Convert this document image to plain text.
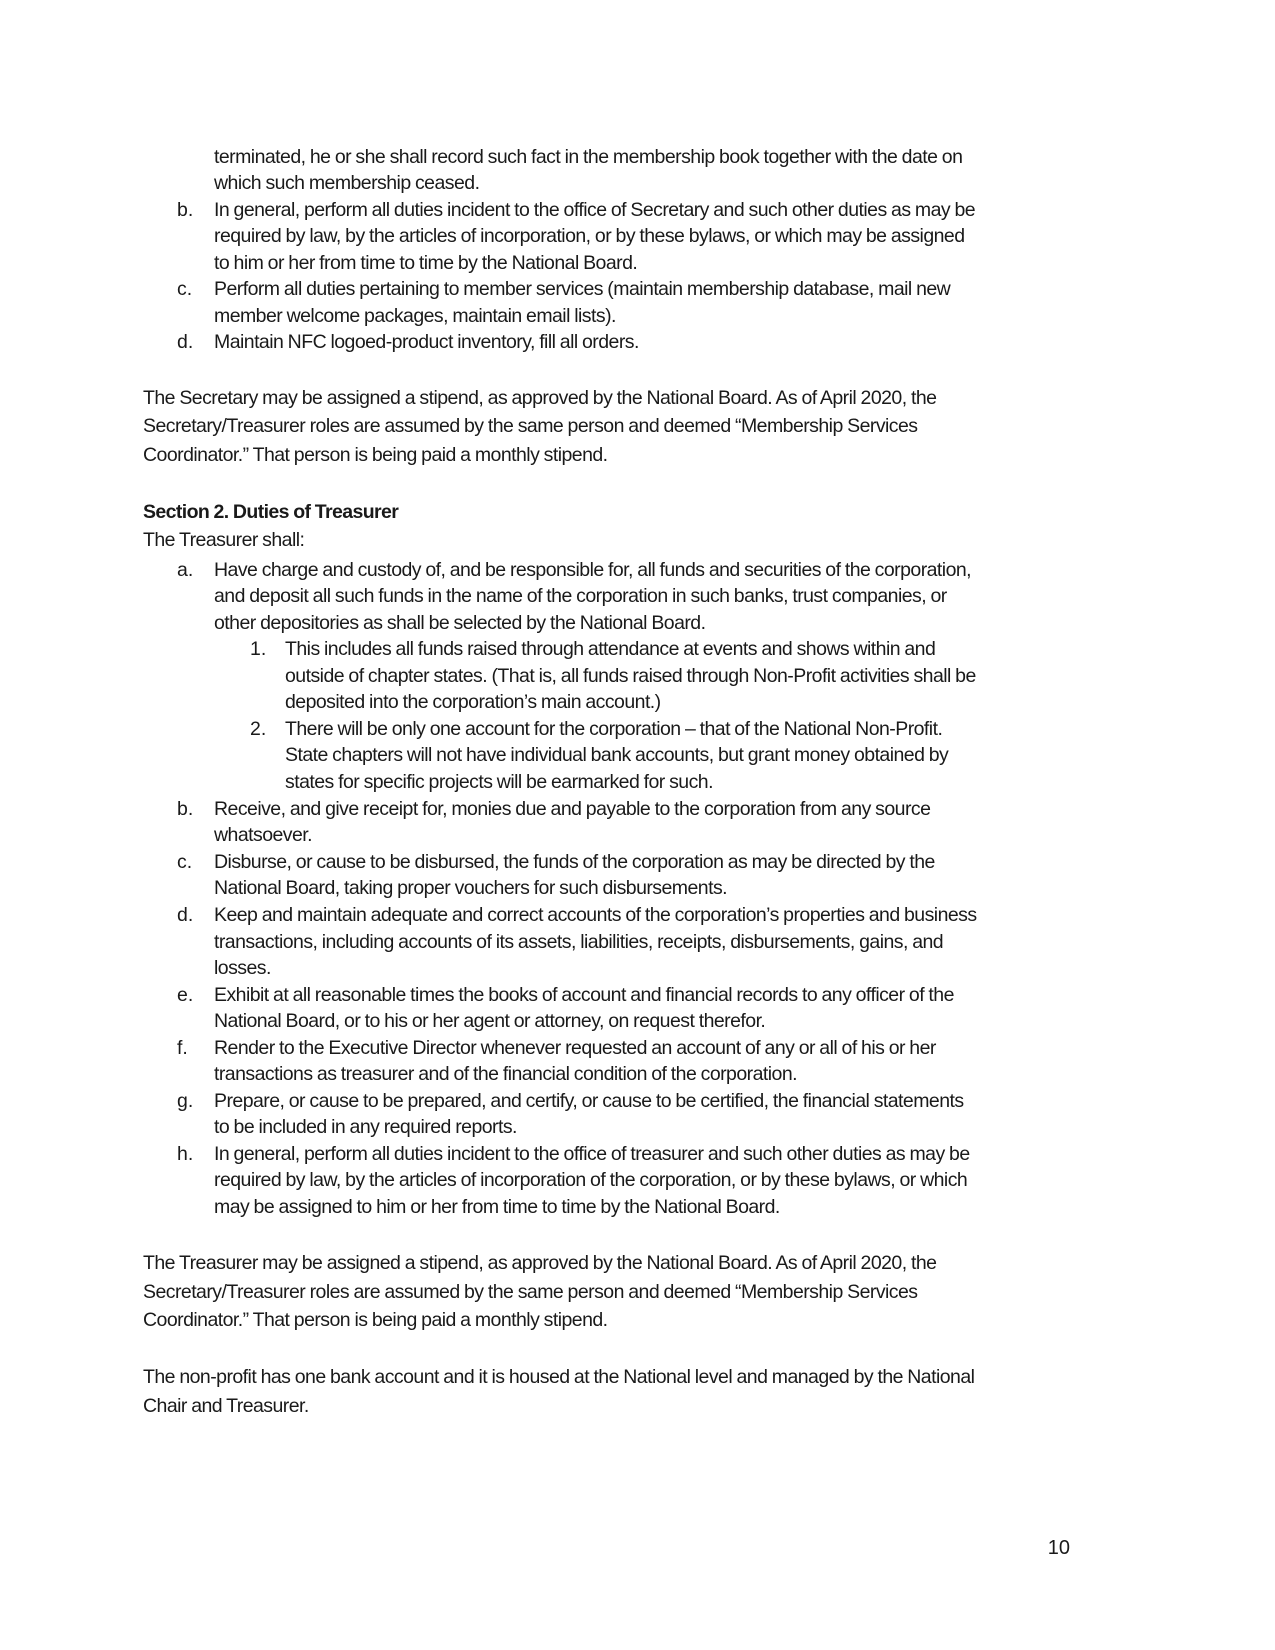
terminated, he or she shall record such fact in the membership book together with the date on
which such membership ceased.
b. In general, perform all duties incident to the office of Secretary and such other duties as may be
required by law, by the articles of incorporation, or by these bylaws, or which may be assigned
to him or her from time to time by the National Board.
c. Perform all duties pertaining to member services (maintain membership database, mail new
member welcome packages, maintain email lists).
d. Maintain NFC logoed-product inventory, fill all orders.
The Secretary may be assigned a stipend, as approved by the National Board. As of April 2020, the
Secretary/Treasurer roles are assumed by the same person and deemed “Membership Services
Coordinator.” That person is being paid a monthly stipend.
Section 2. Duties of Treasurer
The Treasurer shall:
a. Have charge and custody of, and be responsible for, all funds and securities of the corporation,
and deposit all such funds in the name of the corporation in such banks, trust companies, or
other depositories as shall be selected by the National Board.
1. This includes all funds raised through attendance at events and shows within and
outside of chapter states. (That is, all funds raised through Non-Profit activities shall be
deposited into the corporation’s main account.)
2. There will be only one account for the corporation – that of the National Non-Profit.
State chapters will not have individual bank accounts, but grant money obtained by
states for specific projects will be earmarked for such.
b. Receive, and give receipt for, monies due and payable to the corporation from any source
whatsoever.
c. Disburse, or cause to be disbursed, the funds of the corporation as may be directed by the
National Board, taking proper vouchers for such disbursements.
d. Keep and maintain adequate and correct accounts of the corporation’s properties and business
transactions, including accounts of its assets, liabilities, receipts, disbursements, gains, and
losses.
e. Exhibit at all reasonable times the books of account and financial records to any officer of the
National Board, or to his or her agent or attorney, on request therefor.
f. Render to the Executive Director whenever requested an account of any or all of his or her
transactions as treasurer and of the financial condition of the corporation.
g. Prepare, or cause to be prepared, and certify, or cause to be certified, the financial statements
to be included in any required reports.
h. In general, perform all duties incident to the office of treasurer and such other duties as may be
required by law, by the articles of incorporation of the corporation, or by these bylaws, or which
may be assigned to him or her from time to time by the National Board.
The Treasurer may be assigned a stipend, as approved by the National Board. As of April 2020, the
Secretary/Treasurer roles are assumed by the same person and deemed “Membership Services
Coordinator.” That person is being paid a monthly stipend.
The non-profit has one bank account and it is housed at the National level and managed by the National
Chair and Treasurer.
10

(EXERCISE INSTRUCTIONS): Keep the pictures out and write out the records exactly.

(COMPLETE ANSWER):
Convert this document image to plain text.
terminated, he or she shall record such fact in the membership book together with the date on
which such membership ceased.
b. In general, perform all duties incident to the office of Secretary and such other duties as may be
required by law, by the articles of incorporation, or by these bylaws, or which may be assigned
to him or her from time to time by the National Board.
c. Perform all duties pertaining to member services (maintain membership database, mail new
member welcome packages, maintain email lists).
d. Maintain NFC logoed-product inventory, fill all orders.
The Secretary may be assigned a stipend, as approved by the National Board. As of April 2020, the
Secretary/Treasurer roles are assumed by the same person and deemed “Membership Services
Coordinator.” That person is being paid a monthly stipend.
Section 2. Duties of Treasurer
The Treasurer shall:
a. Have charge and custody of, and be responsible for, all funds and securities of the corporation,
and deposit all such funds in the name of the corporation in such banks, trust companies, or
other depositories as shall be selected by the National Board.
1. This includes all funds raised through attendance at events and shows within and
outside of chapter states. (That is, all funds raised through Non-Profit activities shall be
deposited into the corporation’s main account.)
2. There will be only one account for the corporation – that of the National Non-Profit.
State chapters will not have individual bank accounts, but grant money obtained by
states for specific projects will be earmarked for such.
b. Receive, and give receipt for, monies due and payable to the corporation from any source
whatsoever.
c. Disburse, or cause to be disbursed, the funds of the corporation as may be directed by the
National Board, taking proper vouchers for such disbursements.
d. Keep and maintain adequate and correct accounts of the corporation’s properties and business
transactions, including accounts of its assets, liabilities, receipts, disbursements, gains, and
losses.
e. Exhibit at all reasonable times the books of account and financial records to any officer of the
National Board, or to his or her agent or attorney, on request therefor.
f. Render to the Executive Director whenever requested an account of any or all of his or her
transactions as treasurer and of the financial condition of the corporation.
g. Prepare, or cause to be prepared, and certify, or cause to be certified, the financial statements
to be included in any required reports.
h. In general, perform all duties incident to the office of treasurer and such other duties as may be
required by law, by the articles of incorporation of the corporation, or by these bylaws, or which
may be assigned to him or her from time to time by the National Board.
The Treasurer may be assigned a stipend, as approved by the National Board. As of April 2020, the
Secretary/Treasurer roles are assumed by the same person and deemed “Membership Services
Coordinator.” That person is being paid a monthly stipend.
The non-profit has one bank account and it is housed at the National level and managed by the National
Chair and Treasurer.
10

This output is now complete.